DATA FOR THE TASK —
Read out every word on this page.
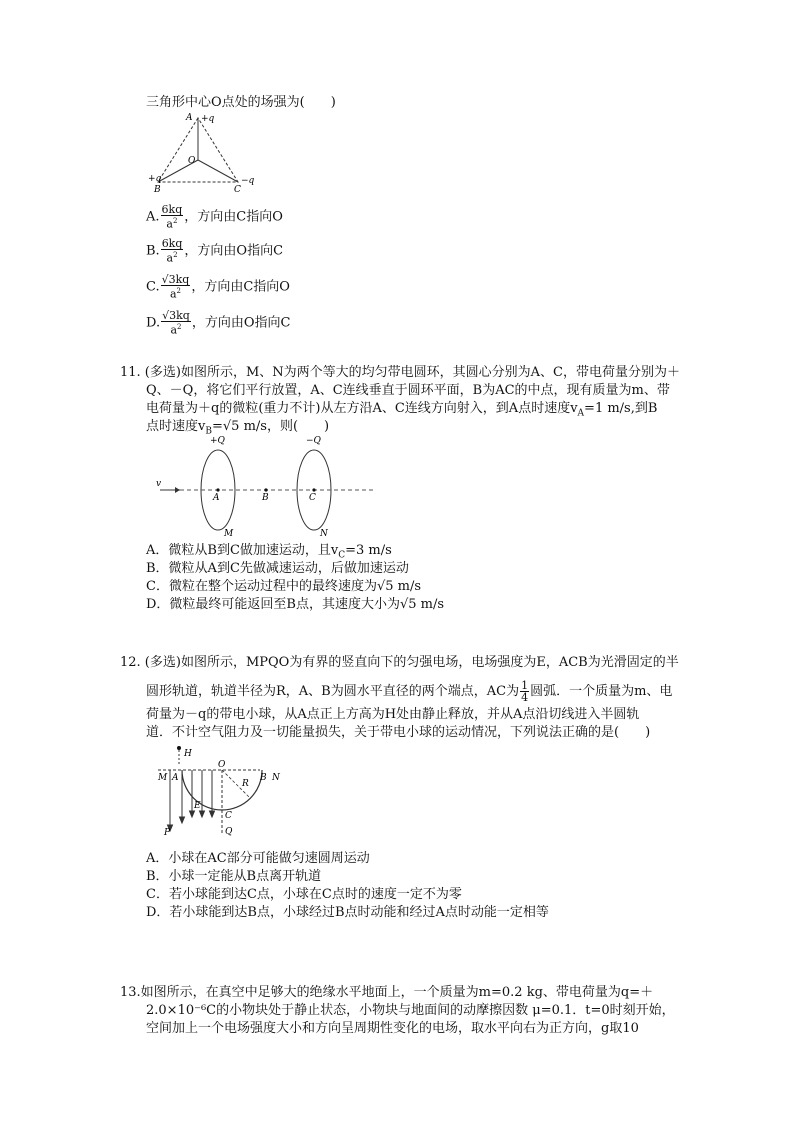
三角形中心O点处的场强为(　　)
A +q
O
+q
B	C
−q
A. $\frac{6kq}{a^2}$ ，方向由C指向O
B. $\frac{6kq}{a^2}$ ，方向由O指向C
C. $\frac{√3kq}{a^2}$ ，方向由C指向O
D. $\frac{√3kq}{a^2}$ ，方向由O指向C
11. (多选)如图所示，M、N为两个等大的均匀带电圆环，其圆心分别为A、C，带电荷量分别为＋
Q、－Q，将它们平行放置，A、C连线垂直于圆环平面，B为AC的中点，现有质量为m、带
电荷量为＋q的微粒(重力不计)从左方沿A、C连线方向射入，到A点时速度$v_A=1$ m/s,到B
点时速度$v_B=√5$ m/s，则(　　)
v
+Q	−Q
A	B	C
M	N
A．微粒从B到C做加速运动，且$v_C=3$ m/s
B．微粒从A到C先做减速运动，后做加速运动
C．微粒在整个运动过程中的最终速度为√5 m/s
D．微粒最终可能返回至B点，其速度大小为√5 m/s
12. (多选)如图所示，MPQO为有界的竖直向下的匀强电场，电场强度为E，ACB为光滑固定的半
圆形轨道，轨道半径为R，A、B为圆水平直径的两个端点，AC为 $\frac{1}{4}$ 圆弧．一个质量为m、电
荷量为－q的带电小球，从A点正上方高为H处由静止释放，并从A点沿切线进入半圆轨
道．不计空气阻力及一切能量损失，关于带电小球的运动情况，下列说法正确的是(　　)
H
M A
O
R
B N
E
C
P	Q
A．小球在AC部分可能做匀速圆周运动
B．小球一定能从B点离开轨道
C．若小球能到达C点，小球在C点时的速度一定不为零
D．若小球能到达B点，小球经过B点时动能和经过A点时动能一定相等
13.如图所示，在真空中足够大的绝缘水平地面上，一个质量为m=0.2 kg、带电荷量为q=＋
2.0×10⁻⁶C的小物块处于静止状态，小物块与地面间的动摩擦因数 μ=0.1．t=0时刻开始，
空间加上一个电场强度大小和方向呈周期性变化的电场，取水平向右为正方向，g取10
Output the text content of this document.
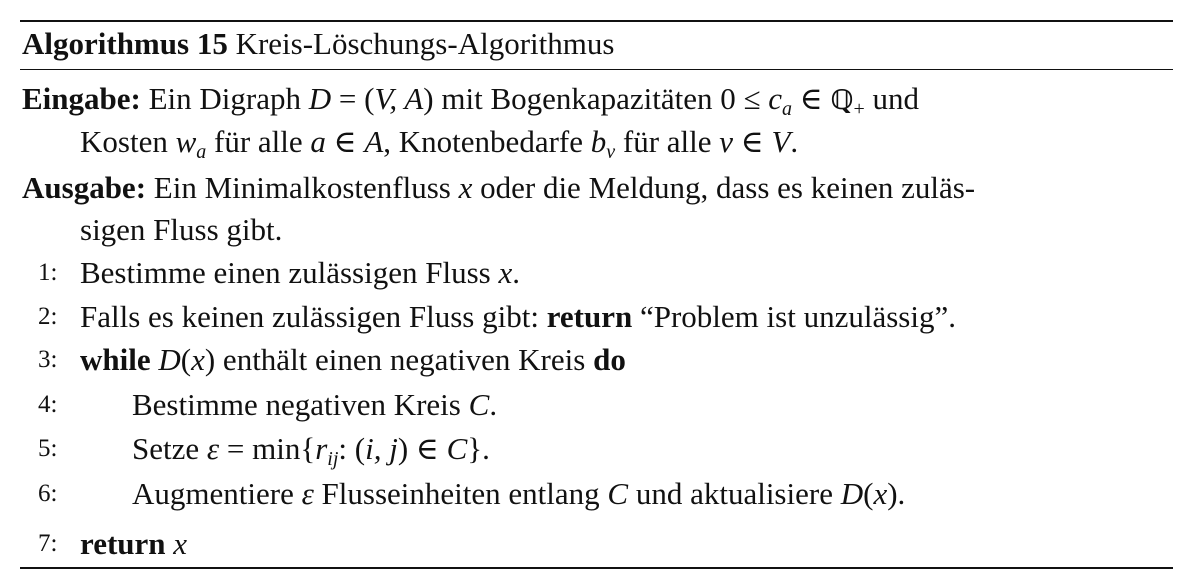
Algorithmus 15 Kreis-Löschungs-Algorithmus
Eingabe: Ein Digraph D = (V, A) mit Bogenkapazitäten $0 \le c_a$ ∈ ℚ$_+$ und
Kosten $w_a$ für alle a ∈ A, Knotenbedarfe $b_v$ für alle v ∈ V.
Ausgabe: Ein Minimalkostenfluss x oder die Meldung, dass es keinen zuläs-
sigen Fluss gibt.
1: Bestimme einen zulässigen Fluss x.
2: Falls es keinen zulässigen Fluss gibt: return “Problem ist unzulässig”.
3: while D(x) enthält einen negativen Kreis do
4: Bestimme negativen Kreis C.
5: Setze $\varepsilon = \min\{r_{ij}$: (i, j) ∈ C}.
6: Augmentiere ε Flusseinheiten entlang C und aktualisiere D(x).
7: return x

TO DO — Without including any pictures, please restate all the records exactly.

OUTPUT FOR THIS TASK —
Read out every word on this page.
三角形中心O点处的场强为(　　)
A +q
O
+q
B	C
−q
A. $\frac{6kq}{a^2}$ ，方向由C指向O
B. $\frac{6kq}{a^2}$ ，方向由O指向C
C. $\frac{√3kq}{a^2}$ ，方向由C指向O
D. $\frac{√3kq}{a^2}$ ，方向由O指向C
11. (多选)如图所示，M、N为两个等大的均匀带电圆环，其圆心分别为A、C，带电荷量分别为＋
Q、－Q，将它们平行放置，A、C连线垂直于圆环平面，B为AC的中点，现有质量为m、带
电荷量为＋q的微粒(重力不计)从左方沿A、C连线方向射入，到A点时速度$v_A=1$ m/s,到B
点时速度$v_B=√5$ m/s，则(　　)
v
+Q	−Q
A	B	C
M	N
A．微粒从B到C做加速运动，且$v_C=3$ m/s
B．微粒从A到C先做减速运动，后做加速运动
C．微粒在整个运动过程中的最终速度为√5 m/s
D．微粒最终可能返回至B点，其速度大小为√5 m/s
12. (多选)如图所示，MPQO为有界的竖直向下的匀强电场，电场强度为E，ACB为光滑固定的半
圆形轨道，轨道半径为R，A、B为圆水平直径的两个端点，AC为 $\frac{1}{4}$ 圆弧．一个质量为m、电
荷量为－q的带电小球，从A点正上方高为H处由静止释放，并从A点沿切线进入半圆轨
道．不计空气阻力及一切能量损失，关于带电小球的运动情况，下列说法正确的是(　　)
H
M A
O
R
B N
E
C
P	Q
A．小球在AC部分可能做匀速圆周运动
B．小球一定能从B点离开轨道
C．若小球能到达C点，小球在C点时的速度一定不为零
D．若小球能到达B点，小球经过B点时动能和经过A点时动能一定相等
13.如图所示，在真空中足够大的绝缘水平地面上，一个质量为m=0.2 kg、带电荷量为q=＋
2.0×10⁻⁶C的小物块处于静止状态，小物块与地面间的动摩擦因数 μ=0.1．t=0时刻开始，
空间加上一个电场强度大小和方向呈周期性变化的电场，取水平向右为正方向，g取10
Output the text content of this document.
Algorithmus 15 Kreis-Löschungs-Algorithmus
Eingabe: Ein Digraph D = (V, A) mit Bogenkapazitäten $0 \le c_a$ ∈ ℚ$_+$ und
Kosten $w_a$ für alle a ∈ A, Knotenbedarfe $b_v$ für alle v ∈ V.
Ausgabe: Ein Minimalkostenfluss x oder die Meldung, dass es keinen zuläs-
sigen Fluss gibt.
1: Bestimme einen zulässigen Fluss x.
2: Falls es keinen zulässigen Fluss gibt: return “Problem ist unzulässig”.
3: while D(x) enthält einen negativen Kreis do
4: Bestimme negativen Kreis C.
5: Setze $\varepsilon = \min\{r_{ij}$: (i, j) ∈ C}.
6: Augmentiere ε Flusseinheiten entlang C und aktualisiere D(x).
7: return x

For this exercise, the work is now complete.